Retype each record shown below, leaving every character as it is.

[Begin Exercise materials]

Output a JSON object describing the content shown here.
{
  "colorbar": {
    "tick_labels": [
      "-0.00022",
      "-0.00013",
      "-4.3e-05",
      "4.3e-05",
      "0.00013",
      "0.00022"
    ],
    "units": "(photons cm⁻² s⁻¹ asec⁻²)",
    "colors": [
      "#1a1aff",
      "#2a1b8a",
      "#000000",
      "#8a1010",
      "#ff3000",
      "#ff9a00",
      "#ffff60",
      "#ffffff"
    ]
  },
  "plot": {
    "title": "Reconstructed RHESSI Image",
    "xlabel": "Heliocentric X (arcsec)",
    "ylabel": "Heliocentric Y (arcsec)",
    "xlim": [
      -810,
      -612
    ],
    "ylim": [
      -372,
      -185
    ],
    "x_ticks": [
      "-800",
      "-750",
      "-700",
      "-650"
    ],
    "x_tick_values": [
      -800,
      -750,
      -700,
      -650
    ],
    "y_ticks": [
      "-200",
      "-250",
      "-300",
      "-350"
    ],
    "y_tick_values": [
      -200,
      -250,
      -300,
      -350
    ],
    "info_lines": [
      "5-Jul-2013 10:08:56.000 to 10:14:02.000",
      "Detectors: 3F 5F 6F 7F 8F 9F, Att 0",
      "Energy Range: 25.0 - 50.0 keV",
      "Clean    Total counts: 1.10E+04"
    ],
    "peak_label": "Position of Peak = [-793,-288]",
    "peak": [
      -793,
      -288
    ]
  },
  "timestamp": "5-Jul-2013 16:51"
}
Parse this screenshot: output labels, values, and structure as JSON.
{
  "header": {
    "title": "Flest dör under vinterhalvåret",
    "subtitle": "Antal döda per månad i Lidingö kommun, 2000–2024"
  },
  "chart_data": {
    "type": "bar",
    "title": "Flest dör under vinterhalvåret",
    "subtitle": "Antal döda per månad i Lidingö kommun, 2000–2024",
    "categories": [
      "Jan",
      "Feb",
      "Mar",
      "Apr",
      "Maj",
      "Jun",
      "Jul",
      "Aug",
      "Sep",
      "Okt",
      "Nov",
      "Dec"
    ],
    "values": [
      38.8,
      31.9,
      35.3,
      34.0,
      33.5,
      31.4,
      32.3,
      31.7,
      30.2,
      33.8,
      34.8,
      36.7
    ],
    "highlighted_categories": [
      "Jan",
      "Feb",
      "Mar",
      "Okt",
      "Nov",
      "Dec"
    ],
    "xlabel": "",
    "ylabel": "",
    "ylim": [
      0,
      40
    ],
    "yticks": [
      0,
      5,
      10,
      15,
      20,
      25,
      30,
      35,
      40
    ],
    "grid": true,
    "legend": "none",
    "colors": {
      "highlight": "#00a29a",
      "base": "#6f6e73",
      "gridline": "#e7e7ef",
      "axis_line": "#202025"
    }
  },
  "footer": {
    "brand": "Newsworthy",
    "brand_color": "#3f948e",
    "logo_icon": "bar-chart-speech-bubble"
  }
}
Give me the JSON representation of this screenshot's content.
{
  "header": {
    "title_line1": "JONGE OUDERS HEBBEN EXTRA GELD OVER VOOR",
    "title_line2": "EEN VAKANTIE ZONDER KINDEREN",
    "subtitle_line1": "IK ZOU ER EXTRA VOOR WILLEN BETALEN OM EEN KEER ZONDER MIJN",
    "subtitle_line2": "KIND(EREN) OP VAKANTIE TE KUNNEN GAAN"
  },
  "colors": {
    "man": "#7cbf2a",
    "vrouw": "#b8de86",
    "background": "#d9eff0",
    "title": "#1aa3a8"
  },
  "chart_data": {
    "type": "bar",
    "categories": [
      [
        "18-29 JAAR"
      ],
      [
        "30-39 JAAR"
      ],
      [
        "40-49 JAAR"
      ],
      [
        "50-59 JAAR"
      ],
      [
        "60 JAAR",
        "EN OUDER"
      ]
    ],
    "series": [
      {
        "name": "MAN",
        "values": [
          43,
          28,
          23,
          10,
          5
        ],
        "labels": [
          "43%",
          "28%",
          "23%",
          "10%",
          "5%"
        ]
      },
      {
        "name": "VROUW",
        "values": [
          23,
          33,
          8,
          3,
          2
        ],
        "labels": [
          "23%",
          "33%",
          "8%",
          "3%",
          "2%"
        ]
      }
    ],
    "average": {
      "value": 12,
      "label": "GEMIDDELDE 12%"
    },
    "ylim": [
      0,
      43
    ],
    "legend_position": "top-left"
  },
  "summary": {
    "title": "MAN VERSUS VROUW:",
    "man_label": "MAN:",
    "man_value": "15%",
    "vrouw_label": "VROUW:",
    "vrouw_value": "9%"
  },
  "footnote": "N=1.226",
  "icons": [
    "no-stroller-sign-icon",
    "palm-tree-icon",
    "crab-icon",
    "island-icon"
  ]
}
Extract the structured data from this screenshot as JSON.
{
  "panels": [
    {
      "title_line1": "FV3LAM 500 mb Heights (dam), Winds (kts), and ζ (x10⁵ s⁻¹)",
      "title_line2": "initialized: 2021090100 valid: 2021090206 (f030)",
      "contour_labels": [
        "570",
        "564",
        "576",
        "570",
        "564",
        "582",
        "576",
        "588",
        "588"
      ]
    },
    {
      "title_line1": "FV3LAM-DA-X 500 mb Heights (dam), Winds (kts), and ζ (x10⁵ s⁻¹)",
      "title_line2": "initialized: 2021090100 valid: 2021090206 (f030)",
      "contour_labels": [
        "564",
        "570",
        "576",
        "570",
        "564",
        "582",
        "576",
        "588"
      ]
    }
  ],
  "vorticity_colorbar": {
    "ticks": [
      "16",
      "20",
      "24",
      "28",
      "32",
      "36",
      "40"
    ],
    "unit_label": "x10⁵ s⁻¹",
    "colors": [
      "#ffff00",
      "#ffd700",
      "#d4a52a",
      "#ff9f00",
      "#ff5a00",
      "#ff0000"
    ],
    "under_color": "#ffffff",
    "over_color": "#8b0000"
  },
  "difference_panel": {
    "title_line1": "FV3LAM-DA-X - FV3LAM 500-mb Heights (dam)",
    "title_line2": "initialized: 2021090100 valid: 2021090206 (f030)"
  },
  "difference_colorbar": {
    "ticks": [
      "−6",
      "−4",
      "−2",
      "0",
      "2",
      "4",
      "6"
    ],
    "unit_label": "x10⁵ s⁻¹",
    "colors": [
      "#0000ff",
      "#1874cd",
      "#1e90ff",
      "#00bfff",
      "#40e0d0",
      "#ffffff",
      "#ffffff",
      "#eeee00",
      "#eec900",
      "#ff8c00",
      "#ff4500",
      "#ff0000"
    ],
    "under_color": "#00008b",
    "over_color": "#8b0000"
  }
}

[End Exercise materials]

Answer to the exercise:
Output a JSON object describing the content shown here.
{
  "colorbar": {
    "tick_labels": [
      "-0.00022",
      "-0.00013",
      "-4.3e-05",
      "4.3e-05",
      "0.00013",
      "0.00022"
    ],
    "units": "(photons cm⁻² s⁻¹ asec⁻²)",
    "colors": [
      "#1a1aff",
      "#2a1b8a",
      "#000000",
      "#8a1010",
      "#ff3000",
      "#ff9a00",
      "#ffff60",
      "#ffffff"
    ]
  },
  "plot": {
    "title": "Reconstructed RHESSI Image",
    "xlabel": "Heliocentric X (arcsec)",
    "ylabel": "Heliocentric Y (arcsec)",
    "xlim": [
      -810,
      -612
    ],
    "ylim": [
      -372,
      -185
    ],
    "x_ticks": [
      "-800",
      "-750",
      "-700",
      "-650"
    ],
    "x_tick_values": [
      -800,
      -750,
      -700,
      -650
    ],
    "y_ticks": [
      "-200",
      "-250",
      "-300",
      "-350"
    ],
    "y_tick_values": [
      -200,
      -250,
      -300,
      -350
    ],
    "info_lines": [
      "5-Jul-2013 10:08:56.000 to 10:14:02.000",
      "Detectors: 3F 5F 6F 7F 8F 9F, Att 0",
      "Energy Range: 25.0 - 50.0 keV",
      "Clean    Total counts: 1.10E+04"
    ],
    "peak_label": "Position of Peak = [-793,-288]",
    "peak": [
      -793,
      -288
    ]
  },
  "timestamp": "5-Jul-2013 16:51"
}
Parse this screenshot: output labels, values, and structure as JSON.
{
  "header": {
    "title": "Flest dör under vinterhalvåret",
    "subtitle": "Antal döda per månad i Lidingö kommun, 2000–2024"
  },
  "chart_data": {
    "type": "bar",
    "title": "Flest dör under vinterhalvåret",
    "subtitle": "Antal döda per månad i Lidingö kommun, 2000–2024",
    "categories": [
      "Jan",
      "Feb",
      "Mar",
      "Apr",
      "Maj",
      "Jun",
      "Jul",
      "Aug",
      "Sep",
      "Okt",
      "Nov",
      "Dec"
    ],
    "values": [
      38.8,
      31.9,
      35.3,
      34.0,
      33.5,
      31.4,
      32.3,
      31.7,
      30.2,
      33.8,
      34.8,
      36.7
    ],
    "highlighted_categories": [
      "Jan",
      "Feb",
      "Mar",
      "Okt",
      "Nov",
      "Dec"
    ],
    "xlabel": "",
    "ylabel": "",
    "ylim": [
      0,
      40
    ],
    "yticks": [
      0,
      5,
      10,
      15,
      20,
      25,
      30,
      35,
      40
    ],
    "grid": true,
    "legend": "none",
    "colors": {
      "highlight": "#00a29a",
      "base": "#6f6e73",
      "gridline": "#e7e7ef",
      "axis_line": "#202025"
    }
  },
  "footer": {
    "brand": "Newsworthy",
    "brand_color": "#3f948e",
    "logo_icon": "bar-chart-speech-bubble"
  }
}
Give me the JSON representation of this screenshot's content.
{
  "header": {
    "title_line1": "JONGE OUDERS HEBBEN EXTRA GELD OVER VOOR",
    "title_line2": "EEN VAKANTIE ZONDER KINDEREN",
    "subtitle_line1": "IK ZOU ER EXTRA VOOR WILLEN BETALEN OM EEN KEER ZONDER MIJN",
    "subtitle_line2": "KIND(EREN) OP VAKANTIE TE KUNNEN GAAN"
  },
  "colors": {
    "man": "#7cbf2a",
    "vrouw": "#b8de86",
    "background": "#d9eff0",
    "title": "#1aa3a8"
  },
  "chart_data": {
    "type": "bar",
    "categories": [
      [
        "18-29 JAAR"
      ],
      [
        "30-39 JAAR"
      ],
      [
        "40-49 JAAR"
      ],
      [
        "50-59 JAAR"
      ],
      [
        "60 JAAR",
        "EN OUDER"
      ]
    ],
    "series": [
      {
        "name": "MAN",
        "values": [
          43,
          28,
          23,
          10,
          5
        ],
        "labels": [
          "43%",
          "28%",
          "23%",
          "10%",
          "5%"
        ]
      },
      {
        "name": "VROUW",
        "values": [
          23,
          33,
          8,
          3,
          2
        ],
        "labels": [
          "23%",
          "33%",
          "8%",
          "3%",
          "2%"
        ]
      }
    ],
    "average": {
      "value": 12,
      "label": "GEMIDDELDE 12%"
    },
    "ylim": [
      0,
      43
    ],
    "legend_position": "top-left"
  },
  "summary": {
    "title": "MAN VERSUS VROUW:",
    "man_label": "MAN:",
    "man_value": "15%",
    "vrouw_label": "VROUW:",
    "vrouw_value": "9%"
  },
  "footnote": "N=1.226",
  "icons": [
    "no-stroller-sign-icon",
    "palm-tree-icon",
    "crab-icon",
    "island-icon"
  ]
}
Extract the structured data from this screenshot as JSON.
{
  "panels": [
    {
      "title_line1": "FV3LAM 500 mb Heights (dam), Winds (kts), and ζ (x10⁵ s⁻¹)",
      "title_line2": "initialized: 2021090100 valid: 2021090206 (f030)",
      "contour_labels": [
        "570",
        "564",
        "576",
        "570",
        "564",
        "582",
        "576",
        "588",
        "588"
      ]
    },
    {
      "title_line1": "FV3LAM-DA-X 500 mb Heights (dam), Winds (kts), and ζ (x10⁵ s⁻¹)",
      "title_line2": "initialized: 2021090100 valid: 2021090206 (f030)",
      "contour_labels": [
        "564",
        "570",
        "576",
        "570",
        "564",
        "582",
        "576",
        "588"
      ]
    }
  ],
  "vorticity_colorbar": {
    "ticks": [
      "16",
      "20",
      "24",
      "28",
      "32",
      "36",
      "40"
    ],
    "unit_label": "x10⁵ s⁻¹",
    "colors": [
      "#ffff00",
      "#ffd700",
      "#d4a52a",
      "#ff9f00",
      "#ff5a00",
      "#ff0000"
    ],
    "under_color": "#ffffff",
    "over_color": "#8b0000"
  },
  "difference_panel": {
    "title_line1": "FV3LAM-DA-X - FV3LAM 500-mb Heights (dam)",
    "title_line2": "initialized: 2021090100 valid: 2021090206 (f030)"
  },
  "difference_colorbar": {
    "ticks": [
      "−6",
      "−4",
      "−2",
      "0",
      "2",
      "4",
      "6"
    ],
    "unit_label": "x10⁵ s⁻¹",
    "colors": [
      "#0000ff",
      "#1874cd",
      "#1e90ff",
      "#00bfff",
      "#40e0d0",
      "#ffffff",
      "#ffffff",
      "#eeee00",
      "#eec900",
      "#ff8c00",
      "#ff4500",
      "#ff0000"
    ],
    "under_color": "#00008b",
    "over_color": "#8b0000"
  }
}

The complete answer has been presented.